== WHAT NEEDS TO BE DONE ==
Can you write out all of the material below, word for word?

== GIVEN DATA ==
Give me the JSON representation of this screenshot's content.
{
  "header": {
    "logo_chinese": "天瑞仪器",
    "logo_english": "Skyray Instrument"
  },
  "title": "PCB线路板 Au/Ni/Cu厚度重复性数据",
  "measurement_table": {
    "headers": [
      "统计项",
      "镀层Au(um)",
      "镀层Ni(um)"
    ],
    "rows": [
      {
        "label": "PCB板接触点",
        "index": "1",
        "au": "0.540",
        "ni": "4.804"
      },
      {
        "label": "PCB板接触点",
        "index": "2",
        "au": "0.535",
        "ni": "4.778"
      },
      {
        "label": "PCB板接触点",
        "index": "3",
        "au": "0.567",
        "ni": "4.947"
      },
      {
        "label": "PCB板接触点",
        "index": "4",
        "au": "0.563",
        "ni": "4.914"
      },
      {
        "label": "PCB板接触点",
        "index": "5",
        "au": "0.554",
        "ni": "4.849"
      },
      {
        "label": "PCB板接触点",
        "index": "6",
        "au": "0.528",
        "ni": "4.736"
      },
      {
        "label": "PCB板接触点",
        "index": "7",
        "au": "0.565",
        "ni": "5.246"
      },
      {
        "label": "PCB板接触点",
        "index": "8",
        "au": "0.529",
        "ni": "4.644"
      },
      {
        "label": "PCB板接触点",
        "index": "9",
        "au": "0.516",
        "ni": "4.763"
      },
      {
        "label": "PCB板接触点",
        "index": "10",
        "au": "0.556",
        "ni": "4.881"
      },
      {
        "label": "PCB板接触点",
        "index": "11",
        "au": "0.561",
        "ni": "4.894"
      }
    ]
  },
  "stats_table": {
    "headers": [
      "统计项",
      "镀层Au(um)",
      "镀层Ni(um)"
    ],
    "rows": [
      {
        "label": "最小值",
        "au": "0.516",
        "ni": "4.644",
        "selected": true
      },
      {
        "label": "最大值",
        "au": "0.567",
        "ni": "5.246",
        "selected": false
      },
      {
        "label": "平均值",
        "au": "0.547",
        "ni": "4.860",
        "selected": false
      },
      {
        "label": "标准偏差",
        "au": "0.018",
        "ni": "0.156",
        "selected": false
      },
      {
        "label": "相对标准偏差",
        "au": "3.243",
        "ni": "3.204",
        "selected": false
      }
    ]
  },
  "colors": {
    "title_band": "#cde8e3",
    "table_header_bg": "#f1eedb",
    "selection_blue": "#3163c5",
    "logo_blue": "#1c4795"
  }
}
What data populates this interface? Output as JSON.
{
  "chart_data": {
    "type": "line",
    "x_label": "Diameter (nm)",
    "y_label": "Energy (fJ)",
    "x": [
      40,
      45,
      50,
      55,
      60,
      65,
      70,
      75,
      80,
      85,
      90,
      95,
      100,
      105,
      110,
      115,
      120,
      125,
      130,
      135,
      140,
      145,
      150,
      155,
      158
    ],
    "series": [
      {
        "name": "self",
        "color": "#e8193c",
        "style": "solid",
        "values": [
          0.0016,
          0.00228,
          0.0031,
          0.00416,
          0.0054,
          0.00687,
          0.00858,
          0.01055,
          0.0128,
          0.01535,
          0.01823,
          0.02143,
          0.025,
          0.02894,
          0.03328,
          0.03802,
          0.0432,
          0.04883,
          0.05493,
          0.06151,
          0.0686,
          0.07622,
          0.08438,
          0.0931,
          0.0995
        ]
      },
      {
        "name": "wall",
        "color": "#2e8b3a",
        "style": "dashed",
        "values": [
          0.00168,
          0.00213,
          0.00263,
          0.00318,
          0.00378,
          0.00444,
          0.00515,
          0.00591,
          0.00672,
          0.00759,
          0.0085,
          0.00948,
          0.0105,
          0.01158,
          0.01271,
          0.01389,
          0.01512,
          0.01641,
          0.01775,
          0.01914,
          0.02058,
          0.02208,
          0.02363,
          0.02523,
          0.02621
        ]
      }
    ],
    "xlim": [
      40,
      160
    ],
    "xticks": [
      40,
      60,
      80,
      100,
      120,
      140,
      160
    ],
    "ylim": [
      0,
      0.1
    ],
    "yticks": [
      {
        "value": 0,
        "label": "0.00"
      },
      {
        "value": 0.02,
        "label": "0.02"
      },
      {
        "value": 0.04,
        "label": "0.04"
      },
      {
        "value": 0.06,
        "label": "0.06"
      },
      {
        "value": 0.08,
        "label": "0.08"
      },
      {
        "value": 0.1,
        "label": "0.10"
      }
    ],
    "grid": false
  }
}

== WORKED SOLUTION ==
Give me the JSON representation of this screenshot's content.
{
  "header": {
    "logo_chinese": "天瑞仪器",
    "logo_english": "Skyray Instrument"
  },
  "title": "PCB线路板 Au/Ni/Cu厚度重复性数据",
  "measurement_table": {
    "headers": [
      "统计项",
      "镀层Au(um)",
      "镀层Ni(um)"
    ],
    "rows": [
      {
        "label": "PCB板接触点",
        "index": "1",
        "au": "0.540",
        "ni": "4.804"
      },
      {
        "label": "PCB板接触点",
        "index": "2",
        "au": "0.535",
        "ni": "4.778"
      },
      {
        "label": "PCB板接触点",
        "index": "3",
        "au": "0.567",
        "ni": "4.947"
      },
      {
        "label": "PCB板接触点",
        "index": "4",
        "au": "0.563",
        "ni": "4.914"
      },
      {
        "label": "PCB板接触点",
        "index": "5",
        "au": "0.554",
        "ni": "4.849"
      },
      {
        "label": "PCB板接触点",
        "index": "6",
        "au": "0.528",
        "ni": "4.736"
      },
      {
        "label": "PCB板接触点",
        "index": "7",
        "au": "0.565",
        "ni": "5.246"
      },
      {
        "label": "PCB板接触点",
        "index": "8",
        "au": "0.529",
        "ni": "4.644"
      },
      {
        "label": "PCB板接触点",
        "index": "9",
        "au": "0.516",
        "ni": "4.763"
      },
      {
        "label": "PCB板接触点",
        "index": "10",
        "au": "0.556",
        "ni": "4.881"
      },
      {
        "label": "PCB板接触点",
        "index": "11",
        "au": "0.561",
        "ni": "4.894"
      }
    ]
  },
  "stats_table": {
    "headers": [
      "统计项",
      "镀层Au(um)",
      "镀层Ni(um)"
    ],
    "rows": [
      {
        "label": "最小值",
        "au": "0.516",
        "ni": "4.644",
        "selected": true
      },
      {
        "label": "最大值",
        "au": "0.567",
        "ni": "5.246",
        "selected": false
      },
      {
        "label": "平均值",
        "au": "0.547",
        "ni": "4.860",
        "selected": false
      },
      {
        "label": "标准偏差",
        "au": "0.018",
        "ni": "0.156",
        "selected": false
      },
      {
        "label": "相对标准偏差",
        "au": "3.243",
        "ni": "3.204",
        "selected": false
      }
    ]
  },
  "colors": {
    "title_band": "#cde8e3",
    "table_header_bg": "#f1eedb",
    "selection_blue": "#3163c5",
    "logo_blue": "#1c4795"
  }
}
What data populates this interface? Output as JSON.
{
  "chart_data": {
    "type": "line",
    "x_label": "Diameter (nm)",
    "y_label": "Energy (fJ)",
    "x": [
      40,
      45,
      50,
      55,
      60,
      65,
      70,
      75,
      80,
      85,
      90,
      95,
      100,
      105,
      110,
      115,
      120,
      125,
      130,
      135,
      140,
      145,
      150,
      155,
      158
    ],
    "series": [
      {
        "name": "self",
        "color": "#e8193c",
        "style": "solid",
        "values": [
          0.0016,
          0.00228,
          0.0031,
          0.00416,
          0.0054,
          0.00687,
          0.00858,
          0.01055,
          0.0128,
          0.01535,
          0.01823,
          0.02143,
          0.025,
          0.02894,
          0.03328,
          0.03802,
          0.0432,
          0.04883,
          0.05493,
          0.06151,
          0.0686,
          0.07622,
          0.08438,
          0.0931,
          0.0995
        ]
      },
      {
        "name": "wall",
        "color": "#2e8b3a",
        "style": "dashed",
        "values": [
          0.00168,
          0.00213,
          0.00263,
          0.00318,
          0.00378,
          0.00444,
          0.00515,
          0.00591,
          0.00672,
          0.00759,
          0.0085,
          0.00948,
          0.0105,
          0.01158,
          0.01271,
          0.01389,
          0.01512,
          0.01641,
          0.01775,
          0.01914,
          0.02058,
          0.02208,
          0.02363,
          0.02523,
          0.02621
        ]
      }
    ],
    "xlim": [
      40,
      160
    ],
    "xticks": [
      40,
      60,
      80,
      100,
      120,
      140,
      160
    ],
    "ylim": [
      0,
      0.1
    ],
    "yticks": [
      {
        "value": 0,
        "label": "0.00"
      },
      {
        "value": 0.02,
        "label": "0.02"
      },
      {
        "value": 0.04,
        "label": "0.04"
      },
      {
        "value": 0.06,
        "label": "0.06"
      },
      {
        "value": 0.08,
        "label": "0.08"
      },
      {
        "value": 0.1,
        "label": "0.10"
      }
    ],
    "grid": false
  }
}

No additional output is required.